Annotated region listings
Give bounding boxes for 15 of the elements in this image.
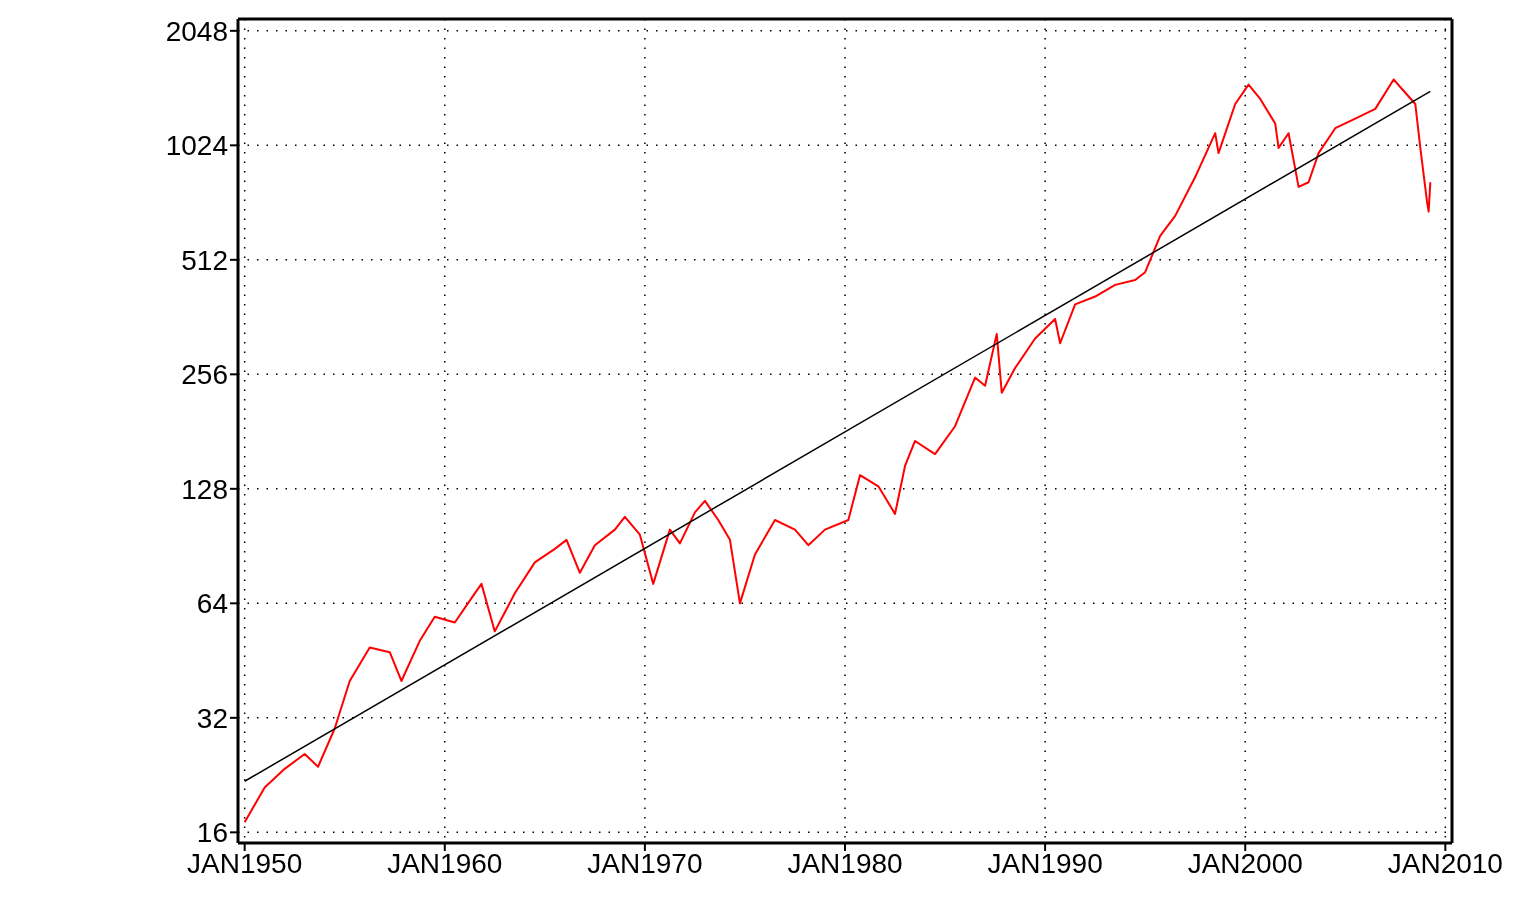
x-tick-label: JAN2000 (1187, 847, 1303, 879)
y-tick-label: 512 (181, 244, 228, 276)
y-tick-label: 128 (181, 473, 228, 505)
x-tick-label: JAN1990 (987, 847, 1103, 879)
y-tick-label: 16 (196, 817, 228, 849)
x-tick-label: JAN1960 (387, 847, 503, 879)
x-tick-label: JAN1970 (587, 847, 703, 879)
y-tick-label: 2048 (165, 15, 228, 47)
y-tick-label: 32 (196, 702, 228, 734)
y-tick-label: 1024 (165, 130, 228, 162)
x-tick-label: JAN1980 (787, 847, 903, 879)
x-tick-label: JAN1950 (187, 847, 303, 879)
x-tick-label: JAN2010 (1387, 847, 1503, 879)
y-tick-label: 256 (181, 359, 228, 391)
y-tick-label: 64 (196, 588, 228, 620)
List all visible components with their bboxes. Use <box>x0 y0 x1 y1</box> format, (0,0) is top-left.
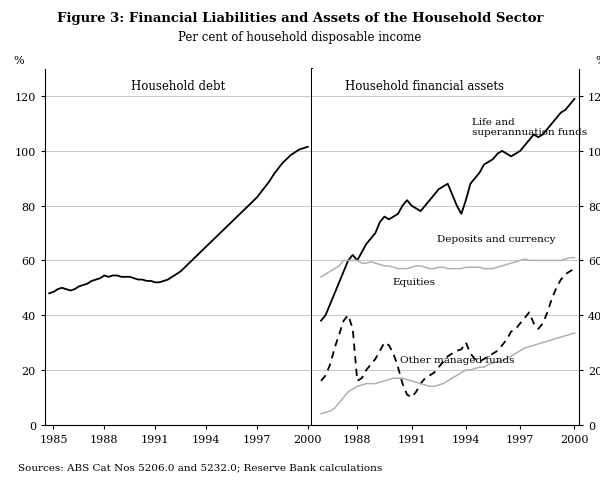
Text: Figure 3: Financial Liabilities and Assets of the Household Sector: Figure 3: Financial Liabilities and Asse… <box>57 12 543 25</box>
Text: Household debt: Household debt <box>131 80 226 93</box>
Text: Sources: ABS Cat Nos 5206.0 and 5232.0; Reserve Bank calculations: Sources: ABS Cat Nos 5206.0 and 5232.0; … <box>18 462 382 471</box>
Text: %: % <box>13 56 23 66</box>
Text: Household financial assets: Household financial assets <box>344 80 503 93</box>
Text: %: % <box>595 56 600 66</box>
Text: Equities: Equities <box>392 277 435 287</box>
Text: Other managed funds: Other managed funds <box>400 356 515 364</box>
Text: Life and
superannuation funds: Life and superannuation funds <box>472 118 587 137</box>
Text: Deposits and currency: Deposits and currency <box>437 235 556 244</box>
Text: Per cent of household disposable income: Per cent of household disposable income <box>178 31 422 44</box>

Exercise prompt | Pull out the lines of the data word for word, beginning with the line that contains "Text: Figure 3: Financial" and continuing through the line that contains "Text: Sources: ABS", with both of those lines included.

Task response |
Text: Figure 3: Financial Liabilities and Assets of the Household Sector: Figure 3: Financial Liabilities and Asse… <box>57 12 543 25</box>
Text: Household debt: Household debt <box>131 80 226 93</box>
Text: Sources: ABS Cat Nos 5206.0 and 5232.0; Reserve Bank calculations: Sources: ABS Cat Nos 5206.0 and 5232.0; … <box>18 462 382 471</box>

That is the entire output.